▸ Your goal:
Count the lines below that include the word "this" and write that number alone.

—————

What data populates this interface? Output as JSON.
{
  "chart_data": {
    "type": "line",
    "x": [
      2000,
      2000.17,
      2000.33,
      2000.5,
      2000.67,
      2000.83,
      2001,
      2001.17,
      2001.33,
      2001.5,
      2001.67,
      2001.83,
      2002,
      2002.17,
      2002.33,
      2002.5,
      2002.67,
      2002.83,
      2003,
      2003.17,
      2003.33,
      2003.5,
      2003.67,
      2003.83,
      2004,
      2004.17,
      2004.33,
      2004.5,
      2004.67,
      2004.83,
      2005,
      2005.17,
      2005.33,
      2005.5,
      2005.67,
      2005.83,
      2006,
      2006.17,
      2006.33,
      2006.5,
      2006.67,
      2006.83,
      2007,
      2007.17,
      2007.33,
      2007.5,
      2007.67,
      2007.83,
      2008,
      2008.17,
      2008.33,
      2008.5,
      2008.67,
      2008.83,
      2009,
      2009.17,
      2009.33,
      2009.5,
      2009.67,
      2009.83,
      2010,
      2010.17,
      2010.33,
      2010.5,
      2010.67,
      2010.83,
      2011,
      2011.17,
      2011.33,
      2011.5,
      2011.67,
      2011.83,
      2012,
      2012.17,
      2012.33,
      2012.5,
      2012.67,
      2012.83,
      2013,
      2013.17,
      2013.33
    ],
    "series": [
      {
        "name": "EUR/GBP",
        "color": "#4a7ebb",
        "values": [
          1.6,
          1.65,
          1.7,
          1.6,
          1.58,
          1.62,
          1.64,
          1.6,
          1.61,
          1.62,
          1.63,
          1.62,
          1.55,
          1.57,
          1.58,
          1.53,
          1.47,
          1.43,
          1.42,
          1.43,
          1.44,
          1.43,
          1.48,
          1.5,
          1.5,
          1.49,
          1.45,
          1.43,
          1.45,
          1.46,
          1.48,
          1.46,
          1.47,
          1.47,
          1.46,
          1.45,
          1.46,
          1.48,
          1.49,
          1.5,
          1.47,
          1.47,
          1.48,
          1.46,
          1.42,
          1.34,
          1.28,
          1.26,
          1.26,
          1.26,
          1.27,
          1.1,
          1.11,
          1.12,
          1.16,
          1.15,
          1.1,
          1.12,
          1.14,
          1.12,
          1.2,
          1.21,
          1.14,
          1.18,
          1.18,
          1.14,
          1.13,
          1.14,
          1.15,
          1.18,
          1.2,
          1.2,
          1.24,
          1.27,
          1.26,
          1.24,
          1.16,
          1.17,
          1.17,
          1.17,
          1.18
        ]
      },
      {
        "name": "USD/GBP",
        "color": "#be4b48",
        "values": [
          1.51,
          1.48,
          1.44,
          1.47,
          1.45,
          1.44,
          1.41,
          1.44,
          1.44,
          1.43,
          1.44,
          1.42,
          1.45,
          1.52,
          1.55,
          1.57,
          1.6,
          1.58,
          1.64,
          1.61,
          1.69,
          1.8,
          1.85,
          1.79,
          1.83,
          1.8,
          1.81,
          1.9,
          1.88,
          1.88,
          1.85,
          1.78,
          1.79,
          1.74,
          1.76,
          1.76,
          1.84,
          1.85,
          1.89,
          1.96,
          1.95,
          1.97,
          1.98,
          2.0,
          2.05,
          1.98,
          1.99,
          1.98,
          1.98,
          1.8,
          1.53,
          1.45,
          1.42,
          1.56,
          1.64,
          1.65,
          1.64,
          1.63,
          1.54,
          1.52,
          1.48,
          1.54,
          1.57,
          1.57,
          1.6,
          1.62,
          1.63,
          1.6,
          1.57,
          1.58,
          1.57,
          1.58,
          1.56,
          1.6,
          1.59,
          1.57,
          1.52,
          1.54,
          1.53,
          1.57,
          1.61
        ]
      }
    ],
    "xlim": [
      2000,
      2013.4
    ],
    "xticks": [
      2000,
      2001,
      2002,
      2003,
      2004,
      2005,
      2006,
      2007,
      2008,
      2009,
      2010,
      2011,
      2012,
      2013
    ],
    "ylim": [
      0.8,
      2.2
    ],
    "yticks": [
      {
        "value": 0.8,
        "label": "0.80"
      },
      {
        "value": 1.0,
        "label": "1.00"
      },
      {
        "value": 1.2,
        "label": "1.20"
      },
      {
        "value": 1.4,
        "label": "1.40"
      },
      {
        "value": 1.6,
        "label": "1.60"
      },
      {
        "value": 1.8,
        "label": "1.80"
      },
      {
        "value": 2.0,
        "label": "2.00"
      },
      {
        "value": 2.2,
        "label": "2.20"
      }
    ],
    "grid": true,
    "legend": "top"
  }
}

—————

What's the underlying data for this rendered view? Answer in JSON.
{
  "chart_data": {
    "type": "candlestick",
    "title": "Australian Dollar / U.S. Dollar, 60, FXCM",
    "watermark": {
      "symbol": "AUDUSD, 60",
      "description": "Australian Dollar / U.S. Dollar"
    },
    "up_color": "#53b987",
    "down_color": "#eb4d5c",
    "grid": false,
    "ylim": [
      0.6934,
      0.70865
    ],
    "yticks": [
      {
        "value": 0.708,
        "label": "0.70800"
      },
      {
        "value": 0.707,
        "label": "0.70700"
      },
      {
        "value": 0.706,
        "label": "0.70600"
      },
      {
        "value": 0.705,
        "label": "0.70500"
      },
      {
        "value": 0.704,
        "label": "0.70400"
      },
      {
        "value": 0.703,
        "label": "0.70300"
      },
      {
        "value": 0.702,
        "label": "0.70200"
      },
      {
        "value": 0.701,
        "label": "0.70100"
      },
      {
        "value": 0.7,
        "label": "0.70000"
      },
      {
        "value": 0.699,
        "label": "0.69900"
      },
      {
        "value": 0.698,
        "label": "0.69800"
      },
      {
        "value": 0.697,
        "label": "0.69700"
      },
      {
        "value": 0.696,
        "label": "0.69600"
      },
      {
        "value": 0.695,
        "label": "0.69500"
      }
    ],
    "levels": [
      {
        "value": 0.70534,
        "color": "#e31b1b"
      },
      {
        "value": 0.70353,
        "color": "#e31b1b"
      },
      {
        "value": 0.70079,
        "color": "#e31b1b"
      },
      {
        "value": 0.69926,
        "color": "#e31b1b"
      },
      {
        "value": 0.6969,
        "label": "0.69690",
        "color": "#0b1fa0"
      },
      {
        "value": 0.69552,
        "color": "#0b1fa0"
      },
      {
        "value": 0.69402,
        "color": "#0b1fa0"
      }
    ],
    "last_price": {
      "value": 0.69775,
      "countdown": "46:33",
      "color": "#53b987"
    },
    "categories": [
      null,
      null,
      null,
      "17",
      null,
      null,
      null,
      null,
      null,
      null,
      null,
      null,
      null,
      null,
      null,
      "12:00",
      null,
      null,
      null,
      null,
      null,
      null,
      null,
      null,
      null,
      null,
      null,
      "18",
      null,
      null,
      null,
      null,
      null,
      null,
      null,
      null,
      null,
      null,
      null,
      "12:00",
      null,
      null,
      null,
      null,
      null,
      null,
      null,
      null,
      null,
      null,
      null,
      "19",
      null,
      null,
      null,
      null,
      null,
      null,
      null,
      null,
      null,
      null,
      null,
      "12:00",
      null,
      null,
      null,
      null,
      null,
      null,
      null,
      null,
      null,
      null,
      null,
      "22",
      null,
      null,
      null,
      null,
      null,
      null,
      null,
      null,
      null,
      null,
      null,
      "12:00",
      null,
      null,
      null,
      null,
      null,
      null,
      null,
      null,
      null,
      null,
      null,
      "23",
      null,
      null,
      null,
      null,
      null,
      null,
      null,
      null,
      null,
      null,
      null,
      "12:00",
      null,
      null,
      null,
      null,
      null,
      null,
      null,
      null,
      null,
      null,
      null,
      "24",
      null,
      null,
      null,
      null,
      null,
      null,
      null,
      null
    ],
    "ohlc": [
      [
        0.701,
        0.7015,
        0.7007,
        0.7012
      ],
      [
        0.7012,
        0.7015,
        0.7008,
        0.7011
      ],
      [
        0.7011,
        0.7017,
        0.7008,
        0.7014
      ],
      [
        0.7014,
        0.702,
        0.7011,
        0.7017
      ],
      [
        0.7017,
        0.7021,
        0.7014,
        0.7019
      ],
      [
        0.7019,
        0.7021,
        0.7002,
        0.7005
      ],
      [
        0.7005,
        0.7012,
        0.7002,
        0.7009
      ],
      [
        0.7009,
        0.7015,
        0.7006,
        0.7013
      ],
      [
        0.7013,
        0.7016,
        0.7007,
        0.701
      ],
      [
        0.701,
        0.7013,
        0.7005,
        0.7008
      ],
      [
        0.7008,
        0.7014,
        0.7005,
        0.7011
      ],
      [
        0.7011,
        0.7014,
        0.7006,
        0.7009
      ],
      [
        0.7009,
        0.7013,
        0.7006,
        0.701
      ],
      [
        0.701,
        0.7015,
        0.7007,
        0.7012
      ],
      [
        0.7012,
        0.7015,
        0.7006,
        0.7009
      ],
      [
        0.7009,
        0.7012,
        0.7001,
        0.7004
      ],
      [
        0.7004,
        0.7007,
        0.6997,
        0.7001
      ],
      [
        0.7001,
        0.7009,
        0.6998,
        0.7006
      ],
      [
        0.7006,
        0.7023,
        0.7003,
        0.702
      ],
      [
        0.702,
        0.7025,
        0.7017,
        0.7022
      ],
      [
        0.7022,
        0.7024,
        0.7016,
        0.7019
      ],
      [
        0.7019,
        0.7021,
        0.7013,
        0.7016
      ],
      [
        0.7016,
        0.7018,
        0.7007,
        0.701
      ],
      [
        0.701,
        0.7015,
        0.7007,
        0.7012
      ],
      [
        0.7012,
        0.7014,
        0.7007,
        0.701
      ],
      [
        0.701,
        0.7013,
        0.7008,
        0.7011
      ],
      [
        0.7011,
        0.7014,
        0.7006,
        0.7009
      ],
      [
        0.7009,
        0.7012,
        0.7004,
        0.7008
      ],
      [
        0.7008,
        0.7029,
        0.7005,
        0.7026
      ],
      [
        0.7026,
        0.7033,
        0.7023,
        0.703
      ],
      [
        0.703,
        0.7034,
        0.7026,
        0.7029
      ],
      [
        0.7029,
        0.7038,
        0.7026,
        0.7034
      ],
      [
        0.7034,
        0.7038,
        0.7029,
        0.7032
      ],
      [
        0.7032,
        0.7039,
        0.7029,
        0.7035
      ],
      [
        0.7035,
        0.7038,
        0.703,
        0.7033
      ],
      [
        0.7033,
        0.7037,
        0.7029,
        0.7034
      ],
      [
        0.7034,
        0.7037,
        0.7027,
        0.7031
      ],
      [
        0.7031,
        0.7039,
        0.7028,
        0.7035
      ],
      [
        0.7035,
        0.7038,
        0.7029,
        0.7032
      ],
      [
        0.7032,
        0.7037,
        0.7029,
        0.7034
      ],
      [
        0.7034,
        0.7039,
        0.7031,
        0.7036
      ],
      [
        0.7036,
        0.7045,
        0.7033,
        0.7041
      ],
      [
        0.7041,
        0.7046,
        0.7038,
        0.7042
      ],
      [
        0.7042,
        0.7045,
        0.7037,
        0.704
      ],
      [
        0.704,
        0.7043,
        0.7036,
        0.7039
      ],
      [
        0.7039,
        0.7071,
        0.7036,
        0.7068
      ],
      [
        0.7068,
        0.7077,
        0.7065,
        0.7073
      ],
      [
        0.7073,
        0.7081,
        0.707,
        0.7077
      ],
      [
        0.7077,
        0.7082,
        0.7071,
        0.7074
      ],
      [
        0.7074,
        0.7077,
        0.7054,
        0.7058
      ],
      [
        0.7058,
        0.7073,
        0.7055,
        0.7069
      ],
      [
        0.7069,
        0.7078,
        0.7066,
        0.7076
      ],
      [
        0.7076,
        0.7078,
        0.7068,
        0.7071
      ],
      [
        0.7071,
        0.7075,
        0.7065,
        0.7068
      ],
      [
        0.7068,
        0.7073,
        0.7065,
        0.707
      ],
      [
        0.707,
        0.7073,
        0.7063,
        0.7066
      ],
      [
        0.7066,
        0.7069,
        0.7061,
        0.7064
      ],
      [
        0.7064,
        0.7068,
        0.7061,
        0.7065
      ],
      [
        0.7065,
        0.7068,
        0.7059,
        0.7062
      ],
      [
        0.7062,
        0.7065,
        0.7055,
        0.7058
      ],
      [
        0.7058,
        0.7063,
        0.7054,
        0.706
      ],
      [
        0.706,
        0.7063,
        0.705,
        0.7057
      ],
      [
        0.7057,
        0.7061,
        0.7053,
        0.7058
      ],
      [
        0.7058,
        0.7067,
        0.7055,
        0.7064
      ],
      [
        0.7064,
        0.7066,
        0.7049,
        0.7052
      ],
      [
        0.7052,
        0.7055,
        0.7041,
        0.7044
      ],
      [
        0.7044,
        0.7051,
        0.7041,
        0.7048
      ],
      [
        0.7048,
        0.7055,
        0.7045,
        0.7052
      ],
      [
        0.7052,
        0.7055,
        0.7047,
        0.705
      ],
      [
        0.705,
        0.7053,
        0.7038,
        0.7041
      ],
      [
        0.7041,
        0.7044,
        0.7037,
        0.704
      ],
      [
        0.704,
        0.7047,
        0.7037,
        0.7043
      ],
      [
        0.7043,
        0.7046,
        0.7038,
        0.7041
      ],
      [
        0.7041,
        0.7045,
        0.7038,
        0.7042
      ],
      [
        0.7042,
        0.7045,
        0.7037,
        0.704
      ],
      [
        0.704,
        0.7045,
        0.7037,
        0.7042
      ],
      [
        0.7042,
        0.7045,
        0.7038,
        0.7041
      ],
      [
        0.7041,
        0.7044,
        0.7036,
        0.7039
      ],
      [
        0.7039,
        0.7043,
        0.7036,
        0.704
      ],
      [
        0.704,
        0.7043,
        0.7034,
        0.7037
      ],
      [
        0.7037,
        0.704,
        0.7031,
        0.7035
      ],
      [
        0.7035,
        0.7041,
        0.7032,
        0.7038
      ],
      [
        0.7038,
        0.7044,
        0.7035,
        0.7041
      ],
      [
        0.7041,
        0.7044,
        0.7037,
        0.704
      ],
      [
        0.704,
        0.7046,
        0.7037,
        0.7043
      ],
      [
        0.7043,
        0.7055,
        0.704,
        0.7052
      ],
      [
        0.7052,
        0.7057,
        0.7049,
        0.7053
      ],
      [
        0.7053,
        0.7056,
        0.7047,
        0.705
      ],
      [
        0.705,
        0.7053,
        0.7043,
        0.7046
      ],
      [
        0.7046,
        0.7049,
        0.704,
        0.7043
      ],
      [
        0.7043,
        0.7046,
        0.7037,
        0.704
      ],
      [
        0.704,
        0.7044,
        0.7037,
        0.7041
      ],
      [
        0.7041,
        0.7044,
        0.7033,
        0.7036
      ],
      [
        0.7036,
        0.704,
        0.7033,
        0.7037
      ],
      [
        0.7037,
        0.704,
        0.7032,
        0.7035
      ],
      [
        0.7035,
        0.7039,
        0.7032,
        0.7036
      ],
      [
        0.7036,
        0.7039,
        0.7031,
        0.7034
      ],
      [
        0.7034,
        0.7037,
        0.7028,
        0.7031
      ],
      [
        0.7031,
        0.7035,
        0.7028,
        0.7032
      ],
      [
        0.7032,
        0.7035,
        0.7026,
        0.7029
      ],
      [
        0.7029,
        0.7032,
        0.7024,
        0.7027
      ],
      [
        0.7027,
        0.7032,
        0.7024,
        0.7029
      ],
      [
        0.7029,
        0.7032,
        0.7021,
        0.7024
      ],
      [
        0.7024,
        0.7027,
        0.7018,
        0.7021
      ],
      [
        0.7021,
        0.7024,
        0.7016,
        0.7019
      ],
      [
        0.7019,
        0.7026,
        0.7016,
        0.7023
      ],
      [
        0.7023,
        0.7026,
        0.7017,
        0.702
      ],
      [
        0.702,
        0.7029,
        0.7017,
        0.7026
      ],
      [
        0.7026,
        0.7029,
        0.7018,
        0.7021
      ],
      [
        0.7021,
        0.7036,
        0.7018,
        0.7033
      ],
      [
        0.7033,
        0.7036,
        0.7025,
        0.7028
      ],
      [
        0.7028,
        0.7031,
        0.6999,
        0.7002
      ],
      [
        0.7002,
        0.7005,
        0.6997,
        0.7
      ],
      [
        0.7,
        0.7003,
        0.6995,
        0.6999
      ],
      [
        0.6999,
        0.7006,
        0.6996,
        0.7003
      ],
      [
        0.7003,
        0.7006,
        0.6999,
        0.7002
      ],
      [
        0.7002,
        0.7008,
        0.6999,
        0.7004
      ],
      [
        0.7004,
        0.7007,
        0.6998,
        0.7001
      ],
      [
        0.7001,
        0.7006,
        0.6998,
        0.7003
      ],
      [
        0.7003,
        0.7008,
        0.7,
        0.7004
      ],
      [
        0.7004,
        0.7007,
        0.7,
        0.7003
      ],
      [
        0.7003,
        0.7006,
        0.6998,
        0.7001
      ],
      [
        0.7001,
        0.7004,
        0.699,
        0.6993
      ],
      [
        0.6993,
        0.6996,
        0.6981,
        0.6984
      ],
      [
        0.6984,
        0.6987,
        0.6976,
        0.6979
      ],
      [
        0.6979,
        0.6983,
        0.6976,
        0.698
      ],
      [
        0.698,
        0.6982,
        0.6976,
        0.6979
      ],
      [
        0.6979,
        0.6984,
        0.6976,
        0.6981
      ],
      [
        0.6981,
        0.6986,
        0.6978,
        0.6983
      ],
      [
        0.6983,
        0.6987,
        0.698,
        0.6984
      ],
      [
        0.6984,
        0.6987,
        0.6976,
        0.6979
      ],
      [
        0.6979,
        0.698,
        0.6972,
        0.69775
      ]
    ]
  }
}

—————

▸ Finished exercise:
2